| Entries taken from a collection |
★ ★ ★ ★

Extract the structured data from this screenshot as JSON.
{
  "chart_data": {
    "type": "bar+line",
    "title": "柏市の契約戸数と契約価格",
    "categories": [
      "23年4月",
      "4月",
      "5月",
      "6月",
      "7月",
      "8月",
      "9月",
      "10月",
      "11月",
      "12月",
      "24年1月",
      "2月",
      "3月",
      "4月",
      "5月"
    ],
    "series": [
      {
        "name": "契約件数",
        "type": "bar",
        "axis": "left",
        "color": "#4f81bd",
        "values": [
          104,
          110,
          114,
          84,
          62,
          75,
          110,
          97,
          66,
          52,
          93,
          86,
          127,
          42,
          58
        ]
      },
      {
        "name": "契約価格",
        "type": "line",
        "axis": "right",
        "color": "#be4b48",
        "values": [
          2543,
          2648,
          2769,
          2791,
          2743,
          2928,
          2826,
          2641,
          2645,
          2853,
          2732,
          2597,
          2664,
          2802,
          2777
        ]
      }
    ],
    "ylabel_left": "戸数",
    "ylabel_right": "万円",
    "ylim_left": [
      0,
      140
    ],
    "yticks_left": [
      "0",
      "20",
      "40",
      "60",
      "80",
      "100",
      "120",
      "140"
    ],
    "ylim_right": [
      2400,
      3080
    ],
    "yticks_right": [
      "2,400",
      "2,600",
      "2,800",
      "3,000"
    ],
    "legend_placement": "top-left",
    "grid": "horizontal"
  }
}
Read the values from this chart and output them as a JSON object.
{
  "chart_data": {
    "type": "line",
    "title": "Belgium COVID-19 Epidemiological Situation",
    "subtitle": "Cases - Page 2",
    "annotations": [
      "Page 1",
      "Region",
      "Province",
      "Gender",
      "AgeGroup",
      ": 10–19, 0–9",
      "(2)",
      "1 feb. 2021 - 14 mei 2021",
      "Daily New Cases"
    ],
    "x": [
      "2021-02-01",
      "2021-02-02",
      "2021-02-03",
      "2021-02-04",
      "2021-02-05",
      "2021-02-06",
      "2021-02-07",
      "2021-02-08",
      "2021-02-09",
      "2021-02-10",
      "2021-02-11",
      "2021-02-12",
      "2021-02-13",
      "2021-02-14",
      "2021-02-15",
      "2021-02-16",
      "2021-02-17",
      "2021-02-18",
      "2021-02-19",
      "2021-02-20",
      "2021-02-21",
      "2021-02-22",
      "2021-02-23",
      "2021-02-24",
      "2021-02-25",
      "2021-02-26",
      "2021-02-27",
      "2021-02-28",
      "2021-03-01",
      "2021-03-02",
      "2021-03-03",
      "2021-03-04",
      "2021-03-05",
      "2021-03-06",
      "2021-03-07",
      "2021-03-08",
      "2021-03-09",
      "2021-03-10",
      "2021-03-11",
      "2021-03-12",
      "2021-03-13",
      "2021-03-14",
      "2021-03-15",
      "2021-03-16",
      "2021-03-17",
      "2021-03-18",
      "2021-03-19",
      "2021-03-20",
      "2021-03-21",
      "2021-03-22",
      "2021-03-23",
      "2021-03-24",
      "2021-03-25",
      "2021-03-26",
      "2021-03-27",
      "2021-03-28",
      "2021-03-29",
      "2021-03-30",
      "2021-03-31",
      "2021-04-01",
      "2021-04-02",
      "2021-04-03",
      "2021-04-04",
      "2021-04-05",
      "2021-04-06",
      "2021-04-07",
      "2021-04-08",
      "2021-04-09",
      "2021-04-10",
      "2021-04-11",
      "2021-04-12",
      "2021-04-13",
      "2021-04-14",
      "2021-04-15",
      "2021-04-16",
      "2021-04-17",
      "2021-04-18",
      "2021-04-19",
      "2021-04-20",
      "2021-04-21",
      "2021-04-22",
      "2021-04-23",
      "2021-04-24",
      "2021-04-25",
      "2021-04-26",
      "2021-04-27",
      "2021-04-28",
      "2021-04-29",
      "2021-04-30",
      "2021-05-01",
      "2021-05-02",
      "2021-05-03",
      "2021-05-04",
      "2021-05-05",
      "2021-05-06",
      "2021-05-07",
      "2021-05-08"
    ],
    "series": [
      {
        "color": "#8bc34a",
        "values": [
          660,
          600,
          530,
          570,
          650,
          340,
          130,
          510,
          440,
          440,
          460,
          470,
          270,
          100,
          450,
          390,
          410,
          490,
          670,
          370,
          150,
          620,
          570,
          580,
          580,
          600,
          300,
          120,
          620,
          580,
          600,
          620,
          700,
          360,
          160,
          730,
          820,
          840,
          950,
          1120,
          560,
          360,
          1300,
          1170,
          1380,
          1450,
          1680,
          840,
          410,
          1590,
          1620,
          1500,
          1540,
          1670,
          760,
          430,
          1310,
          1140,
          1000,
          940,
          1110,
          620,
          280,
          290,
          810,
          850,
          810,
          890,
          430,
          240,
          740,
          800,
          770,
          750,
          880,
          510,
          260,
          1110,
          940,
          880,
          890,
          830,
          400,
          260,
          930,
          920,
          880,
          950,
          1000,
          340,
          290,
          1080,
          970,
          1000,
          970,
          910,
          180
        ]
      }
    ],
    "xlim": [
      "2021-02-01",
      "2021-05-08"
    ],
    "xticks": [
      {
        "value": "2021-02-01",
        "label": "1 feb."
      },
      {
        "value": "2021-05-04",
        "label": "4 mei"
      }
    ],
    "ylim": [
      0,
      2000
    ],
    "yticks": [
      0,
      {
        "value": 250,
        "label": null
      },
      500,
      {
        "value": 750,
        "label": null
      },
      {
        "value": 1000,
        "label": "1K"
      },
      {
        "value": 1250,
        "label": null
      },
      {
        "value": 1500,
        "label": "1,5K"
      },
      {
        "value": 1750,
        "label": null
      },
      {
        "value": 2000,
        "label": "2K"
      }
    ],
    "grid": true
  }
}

★ ★ ★ ★

Transcribe each entry precisely, missing none.

| Task response |
Extract the structured data from this screenshot as JSON.
{
  "chart_data": {
    "type": "bar+line",
    "title": "柏市の契約戸数と契約価格",
    "categories": [
      "23年4月",
      "4月",
      "5月",
      "6月",
      "7月",
      "8月",
      "9月",
      "10月",
      "11月",
      "12月",
      "24年1月",
      "2月",
      "3月",
      "4月",
      "5月"
    ],
    "series": [
      {
        "name": "契約件数",
        "type": "bar",
        "axis": "left",
        "color": "#4f81bd",
        "values": [
          104,
          110,
          114,
          84,
          62,
          75,
          110,
          97,
          66,
          52,
          93,
          86,
          127,
          42,
          58
        ]
      },
      {
        "name": "契約価格",
        "type": "line",
        "axis": "right",
        "color": "#be4b48",
        "values": [
          2543,
          2648,
          2769,
          2791,
          2743,
          2928,
          2826,
          2641,
          2645,
          2853,
          2732,
          2597,
          2664,
          2802,
          2777
        ]
      }
    ],
    "ylabel_left": "戸数",
    "ylabel_right": "万円",
    "ylim_left": [
      0,
      140
    ],
    "yticks_left": [
      "0",
      "20",
      "40",
      "60",
      "80",
      "100",
      "120",
      "140"
    ],
    "ylim_right": [
      2400,
      3080
    ],
    "yticks_right": [
      "2,400",
      "2,600",
      "2,800",
      "3,000"
    ],
    "legend_placement": "top-left",
    "grid": "horizontal"
  }
}
Read the values from this chart and output them as a JSON object.
{
  "chart_data": {
    "type": "line",
    "title": "Belgium COVID-19 Epidemiological Situation",
    "subtitle": "Cases - Page 2",
    "annotations": [
      "Page 1",
      "Region",
      "Province",
      "Gender",
      "AgeGroup",
      ": 10–19, 0–9",
      "(2)",
      "1 feb. 2021 - 14 mei 2021",
      "Daily New Cases"
    ],
    "x": [
      "2021-02-01",
      "2021-02-02",
      "2021-02-03",
      "2021-02-04",
      "2021-02-05",
      "2021-02-06",
      "2021-02-07",
      "2021-02-08",
      "2021-02-09",
      "2021-02-10",
      "2021-02-11",
      "2021-02-12",
      "2021-02-13",
      "2021-02-14",
      "2021-02-15",
      "2021-02-16",
      "2021-02-17",
      "2021-02-18",
      "2021-02-19",
      "2021-02-20",
      "2021-02-21",
      "2021-02-22",
      "2021-02-23",
      "2021-02-24",
      "2021-02-25",
      "2021-02-26",
      "2021-02-27",
      "2021-02-28",
      "2021-03-01",
      "2021-03-02",
      "2021-03-03",
      "2021-03-04",
      "2021-03-05",
      "2021-03-06",
      "2021-03-07",
      "2021-03-08",
      "2021-03-09",
      "2021-03-10",
      "2021-03-11",
      "2021-03-12",
      "2021-03-13",
      "2021-03-14",
      "2021-03-15",
      "2021-03-16",
      "2021-03-17",
      "2021-03-18",
      "2021-03-19",
      "2021-03-20",
      "2021-03-21",
      "2021-03-22",
      "2021-03-23",
      "2021-03-24",
      "2021-03-25",
      "2021-03-26",
      "2021-03-27",
      "2021-03-28",
      "2021-03-29",
      "2021-03-30",
      "2021-03-31",
      "2021-04-01",
      "2021-04-02",
      "2021-04-03",
      "2021-04-04",
      "2021-04-05",
      "2021-04-06",
      "2021-04-07",
      "2021-04-08",
      "2021-04-09",
      "2021-04-10",
      "2021-04-11",
      "2021-04-12",
      "2021-04-13",
      "2021-04-14",
      "2021-04-15",
      "2021-04-16",
      "2021-04-17",
      "2021-04-18",
      "2021-04-19",
      "2021-04-20",
      "2021-04-21",
      "2021-04-22",
      "2021-04-23",
      "2021-04-24",
      "2021-04-25",
      "2021-04-26",
      "2021-04-27",
      "2021-04-28",
      "2021-04-29",
      "2021-04-30",
      "2021-05-01",
      "2021-05-02",
      "2021-05-03",
      "2021-05-04",
      "2021-05-05",
      "2021-05-06",
      "2021-05-07",
      "2021-05-08"
    ],
    "series": [
      {
        "color": "#8bc34a",
        "values": [
          660,
          600,
          530,
          570,
          650,
          340,
          130,
          510,
          440,
          440,
          460,
          470,
          270,
          100,
          450,
          390,
          410,
          490,
          670,
          370,
          150,
          620,
          570,
          580,
          580,
          600,
          300,
          120,
          620,
          580,
          600,
          620,
          700,
          360,
          160,
          730,
          820,
          840,
          950,
          1120,
          560,
          360,
          1300,
          1170,
          1380,
          1450,
          1680,
          840,
          410,
          1590,
          1620,
          1500,
          1540,
          1670,
          760,
          430,
          1310,
          1140,
          1000,
          940,
          1110,
          620,
          280,
          290,
          810,
          850,
          810,
          890,
          430,
          240,
          740,
          800,
          770,
          750,
          880,
          510,
          260,
          1110,
          940,
          880,
          890,
          830,
          400,
          260,
          930,
          920,
          880,
          950,
          1000,
          340,
          290,
          1080,
          970,
          1000,
          970,
          910,
          180
        ]
      }
    ],
    "xlim": [
      "2021-02-01",
      "2021-05-08"
    ],
    "xticks": [
      {
        "value": "2021-02-01",
        "label": "1 feb."
      },
      {
        "value": "2021-05-04",
        "label": "4 mei"
      }
    ],
    "ylim": [
      0,
      2000
    ],
    "yticks": [
      0,
      {
        "value": 250,
        "label": null
      },
      500,
      {
        "value": 750,
        "label": null
      },
      {
        "value": 1000,
        "label": "1K"
      },
      {
        "value": 1250,
        "label": null
      },
      {
        "value": 1500,
        "label": "1,5K"
      },
      {
        "value": 1750,
        "label": null
      },
      {
        "value": 2000,
        "label": "2K"
      }
    ],
    "grid": true
  }
}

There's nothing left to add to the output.